Gather each line of the records where "available" appears.

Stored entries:

- - -

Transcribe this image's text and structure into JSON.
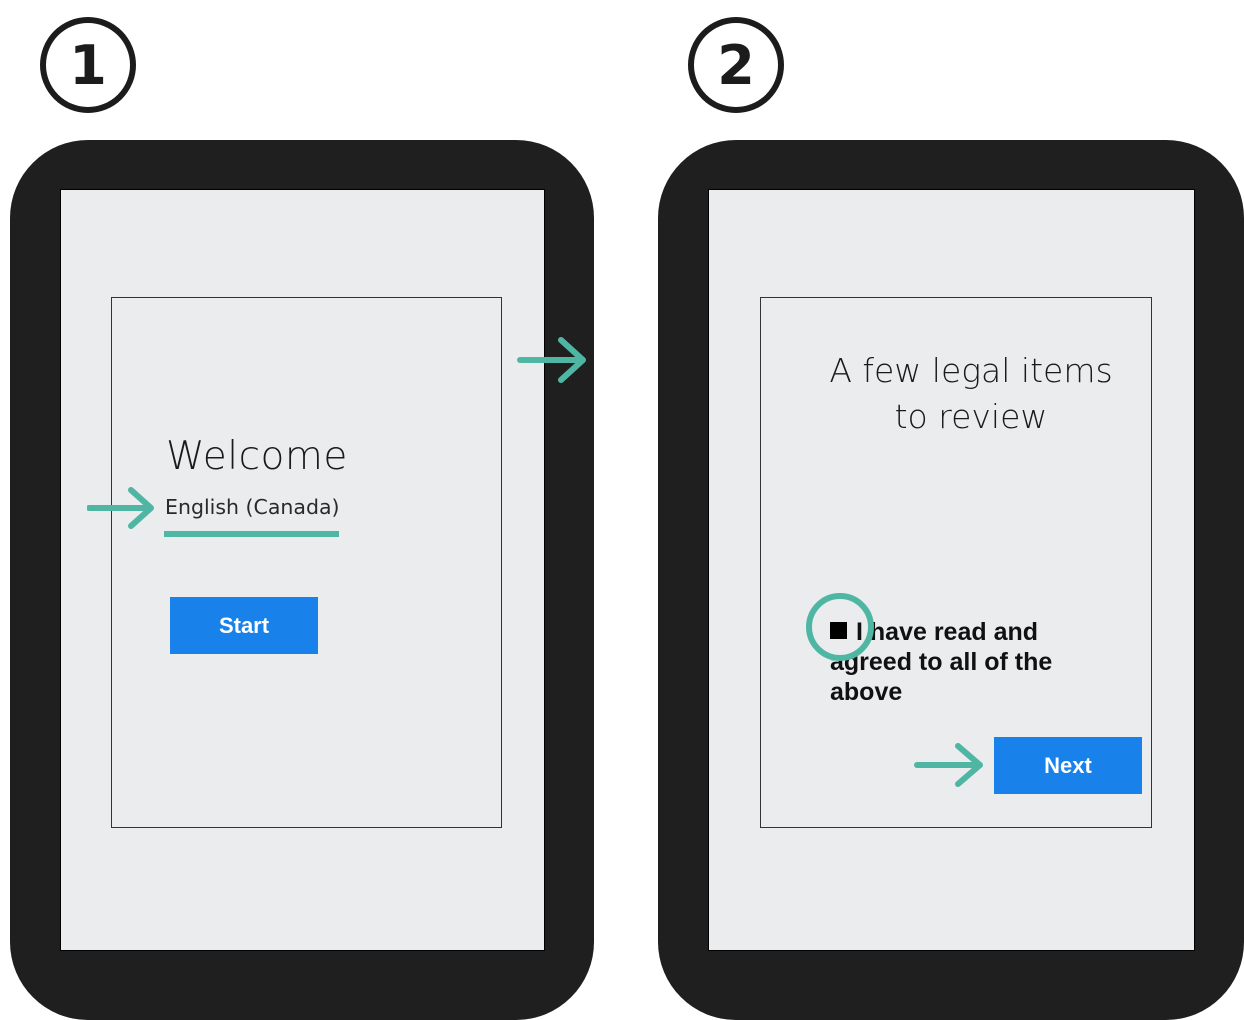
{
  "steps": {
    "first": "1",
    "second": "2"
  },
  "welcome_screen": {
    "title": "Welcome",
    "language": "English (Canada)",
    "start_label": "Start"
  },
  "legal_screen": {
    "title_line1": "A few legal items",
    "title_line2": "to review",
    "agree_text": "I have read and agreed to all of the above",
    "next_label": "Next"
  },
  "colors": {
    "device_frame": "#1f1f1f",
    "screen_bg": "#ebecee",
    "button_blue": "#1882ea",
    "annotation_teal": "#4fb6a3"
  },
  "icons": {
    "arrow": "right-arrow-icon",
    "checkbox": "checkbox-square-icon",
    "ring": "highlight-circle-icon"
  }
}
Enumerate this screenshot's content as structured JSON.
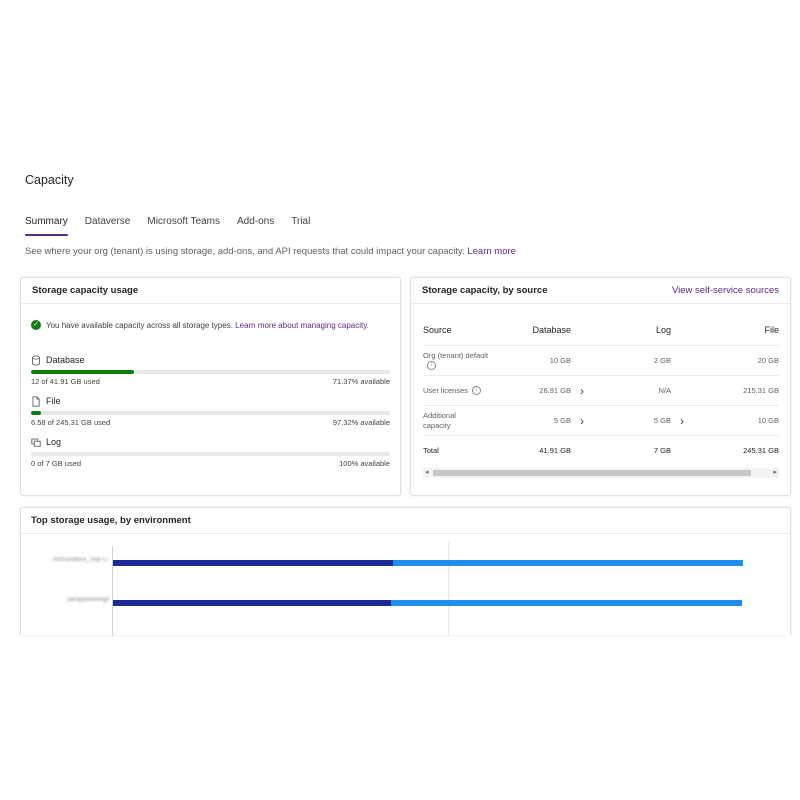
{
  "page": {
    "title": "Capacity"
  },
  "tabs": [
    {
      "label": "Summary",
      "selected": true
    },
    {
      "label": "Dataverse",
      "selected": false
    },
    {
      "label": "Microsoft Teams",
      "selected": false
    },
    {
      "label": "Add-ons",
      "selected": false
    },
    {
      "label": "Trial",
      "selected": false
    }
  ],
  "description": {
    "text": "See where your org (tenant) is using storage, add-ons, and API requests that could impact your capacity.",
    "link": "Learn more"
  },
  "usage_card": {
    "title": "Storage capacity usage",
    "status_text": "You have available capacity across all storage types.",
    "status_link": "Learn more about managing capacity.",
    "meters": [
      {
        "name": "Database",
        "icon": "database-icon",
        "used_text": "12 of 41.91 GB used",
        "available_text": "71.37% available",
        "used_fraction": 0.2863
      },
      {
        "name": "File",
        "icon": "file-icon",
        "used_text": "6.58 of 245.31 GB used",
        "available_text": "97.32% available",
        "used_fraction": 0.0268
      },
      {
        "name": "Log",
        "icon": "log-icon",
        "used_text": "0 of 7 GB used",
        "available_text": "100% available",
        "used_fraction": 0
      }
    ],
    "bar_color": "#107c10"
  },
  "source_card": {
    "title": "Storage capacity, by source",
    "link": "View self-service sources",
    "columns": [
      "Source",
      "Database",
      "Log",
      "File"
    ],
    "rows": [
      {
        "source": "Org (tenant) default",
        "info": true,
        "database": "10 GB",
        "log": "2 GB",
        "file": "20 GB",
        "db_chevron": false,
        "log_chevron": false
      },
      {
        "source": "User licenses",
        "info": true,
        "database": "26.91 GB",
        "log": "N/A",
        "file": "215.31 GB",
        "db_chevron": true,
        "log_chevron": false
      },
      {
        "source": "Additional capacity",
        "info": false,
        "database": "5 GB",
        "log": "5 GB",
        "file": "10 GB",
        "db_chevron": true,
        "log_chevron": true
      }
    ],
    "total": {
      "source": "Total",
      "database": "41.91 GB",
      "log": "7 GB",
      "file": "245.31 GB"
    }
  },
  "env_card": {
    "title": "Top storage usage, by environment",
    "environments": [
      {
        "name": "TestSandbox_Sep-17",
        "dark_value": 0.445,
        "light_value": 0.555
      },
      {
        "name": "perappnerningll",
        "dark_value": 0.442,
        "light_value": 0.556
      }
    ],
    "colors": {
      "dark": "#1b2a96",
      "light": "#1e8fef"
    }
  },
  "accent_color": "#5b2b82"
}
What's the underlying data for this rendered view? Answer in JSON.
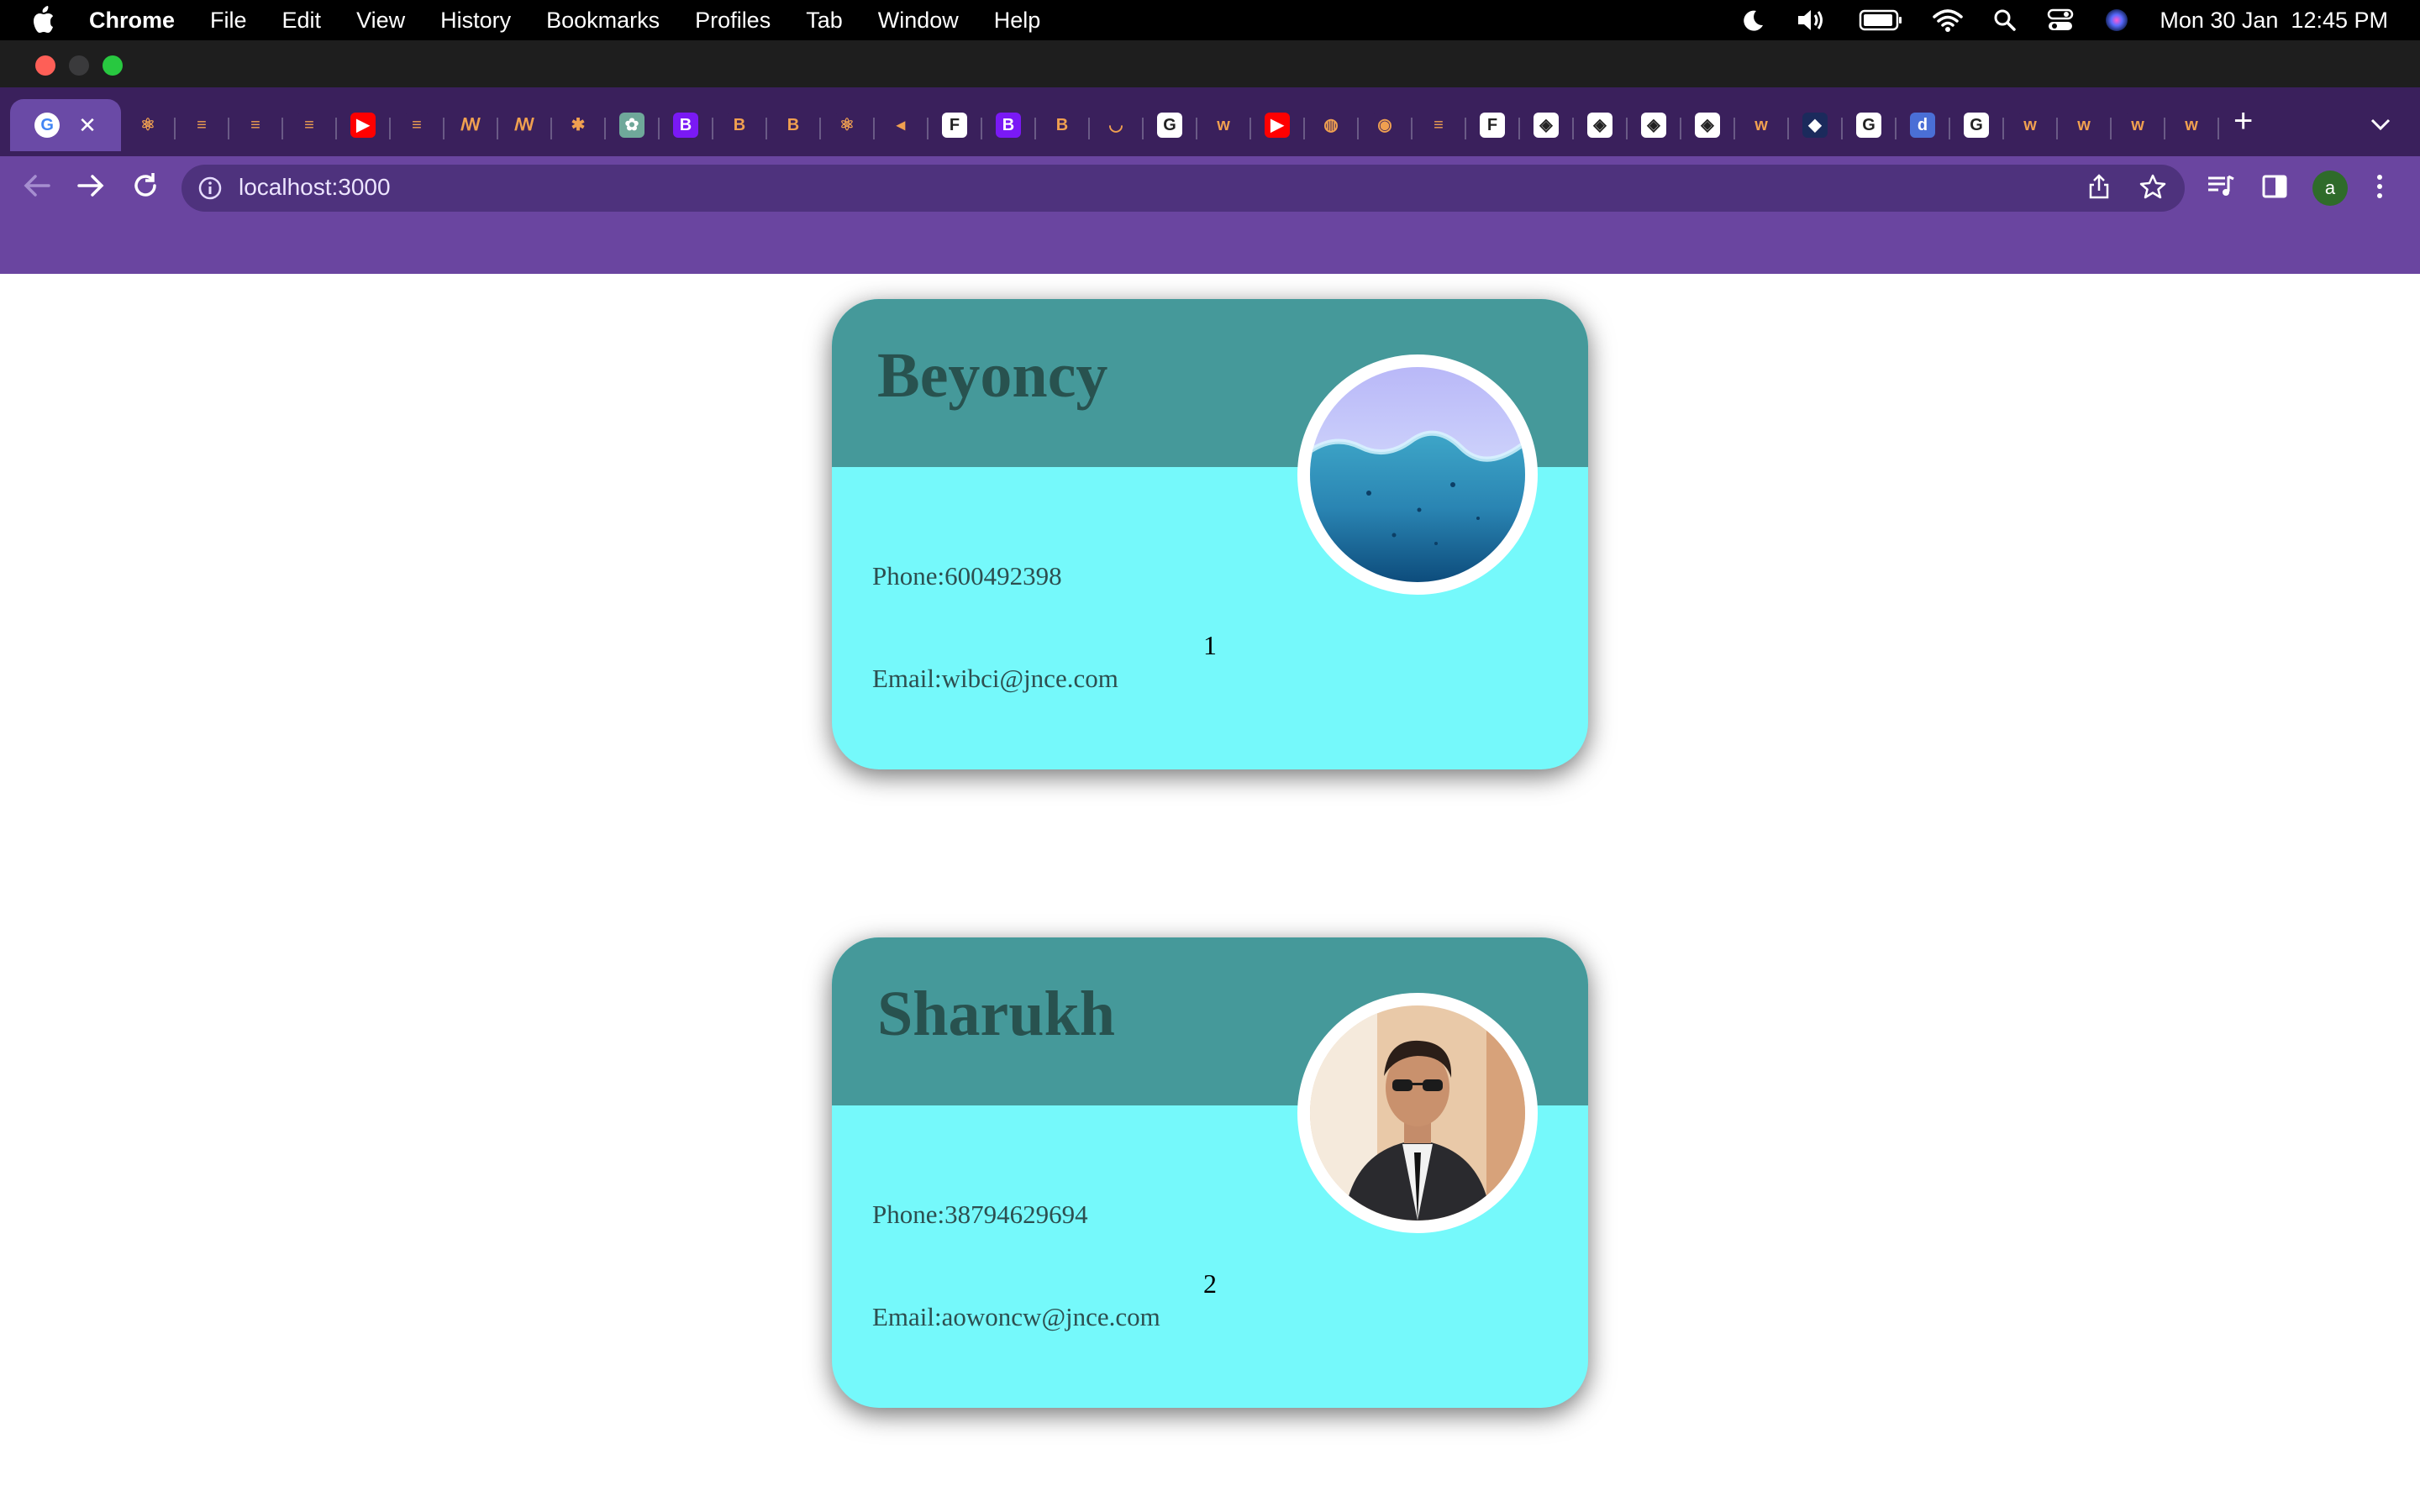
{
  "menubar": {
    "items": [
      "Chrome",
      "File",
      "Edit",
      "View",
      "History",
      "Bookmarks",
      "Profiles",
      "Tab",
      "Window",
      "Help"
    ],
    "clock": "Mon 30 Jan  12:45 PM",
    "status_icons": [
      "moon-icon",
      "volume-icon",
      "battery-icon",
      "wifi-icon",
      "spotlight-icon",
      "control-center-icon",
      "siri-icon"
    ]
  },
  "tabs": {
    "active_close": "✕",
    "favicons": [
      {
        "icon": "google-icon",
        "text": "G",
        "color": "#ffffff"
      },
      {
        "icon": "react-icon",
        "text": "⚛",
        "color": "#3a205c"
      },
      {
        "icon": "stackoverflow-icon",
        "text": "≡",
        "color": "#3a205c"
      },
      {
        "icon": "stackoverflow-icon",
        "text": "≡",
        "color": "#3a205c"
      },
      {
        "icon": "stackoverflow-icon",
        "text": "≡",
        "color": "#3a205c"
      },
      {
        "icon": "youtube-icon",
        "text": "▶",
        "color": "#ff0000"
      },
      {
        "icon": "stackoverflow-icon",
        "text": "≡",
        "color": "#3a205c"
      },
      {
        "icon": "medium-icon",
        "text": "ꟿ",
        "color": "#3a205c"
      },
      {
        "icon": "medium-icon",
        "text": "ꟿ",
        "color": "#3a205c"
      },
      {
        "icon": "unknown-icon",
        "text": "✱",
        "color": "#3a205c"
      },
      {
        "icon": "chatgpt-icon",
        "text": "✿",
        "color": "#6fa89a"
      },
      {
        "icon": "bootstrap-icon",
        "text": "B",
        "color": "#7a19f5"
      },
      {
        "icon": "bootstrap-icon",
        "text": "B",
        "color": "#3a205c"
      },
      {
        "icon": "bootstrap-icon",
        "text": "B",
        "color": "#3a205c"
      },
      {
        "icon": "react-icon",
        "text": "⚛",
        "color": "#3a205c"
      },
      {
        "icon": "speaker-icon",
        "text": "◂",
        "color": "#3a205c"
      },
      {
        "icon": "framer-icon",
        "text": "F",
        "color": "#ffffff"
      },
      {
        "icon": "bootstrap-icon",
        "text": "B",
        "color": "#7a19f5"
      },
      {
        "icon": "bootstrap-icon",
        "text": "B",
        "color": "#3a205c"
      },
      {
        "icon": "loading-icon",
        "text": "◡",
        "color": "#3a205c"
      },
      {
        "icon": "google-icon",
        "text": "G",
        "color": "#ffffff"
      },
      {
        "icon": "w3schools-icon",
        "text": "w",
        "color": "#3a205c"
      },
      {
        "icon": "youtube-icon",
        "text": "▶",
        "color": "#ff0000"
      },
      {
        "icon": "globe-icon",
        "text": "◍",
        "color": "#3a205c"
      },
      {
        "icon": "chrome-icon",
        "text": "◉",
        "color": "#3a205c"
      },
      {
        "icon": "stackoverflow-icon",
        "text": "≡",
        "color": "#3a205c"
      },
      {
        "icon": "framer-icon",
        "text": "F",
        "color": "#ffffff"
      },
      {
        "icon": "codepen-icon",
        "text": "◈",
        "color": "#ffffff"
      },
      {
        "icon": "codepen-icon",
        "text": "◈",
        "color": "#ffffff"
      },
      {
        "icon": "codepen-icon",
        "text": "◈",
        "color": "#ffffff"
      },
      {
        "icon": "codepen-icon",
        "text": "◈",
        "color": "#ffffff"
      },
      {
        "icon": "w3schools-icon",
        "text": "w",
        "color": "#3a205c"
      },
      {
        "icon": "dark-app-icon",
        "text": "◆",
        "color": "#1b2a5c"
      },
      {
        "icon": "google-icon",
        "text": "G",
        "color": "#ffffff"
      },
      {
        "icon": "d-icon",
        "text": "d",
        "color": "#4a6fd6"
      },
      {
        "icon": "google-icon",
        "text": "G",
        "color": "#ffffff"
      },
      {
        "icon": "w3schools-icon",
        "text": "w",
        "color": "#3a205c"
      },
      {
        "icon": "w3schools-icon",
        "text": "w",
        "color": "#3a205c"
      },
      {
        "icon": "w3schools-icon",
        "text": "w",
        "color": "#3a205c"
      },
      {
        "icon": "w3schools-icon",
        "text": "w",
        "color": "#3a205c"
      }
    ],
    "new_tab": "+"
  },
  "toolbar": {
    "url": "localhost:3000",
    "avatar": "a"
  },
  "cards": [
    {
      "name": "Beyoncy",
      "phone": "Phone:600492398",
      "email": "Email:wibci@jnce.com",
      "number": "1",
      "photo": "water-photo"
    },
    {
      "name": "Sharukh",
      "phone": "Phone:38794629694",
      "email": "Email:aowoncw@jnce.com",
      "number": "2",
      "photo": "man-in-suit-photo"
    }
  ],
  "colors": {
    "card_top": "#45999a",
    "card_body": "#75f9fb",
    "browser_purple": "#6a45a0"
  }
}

- - -

• ANSWER TO THE PROBLEM
    "status_text": "You have available capacity across all storage types.",
        "available_text": "71.37% available",
        "available_text": "97.32% available",
        "available_text": "100% available",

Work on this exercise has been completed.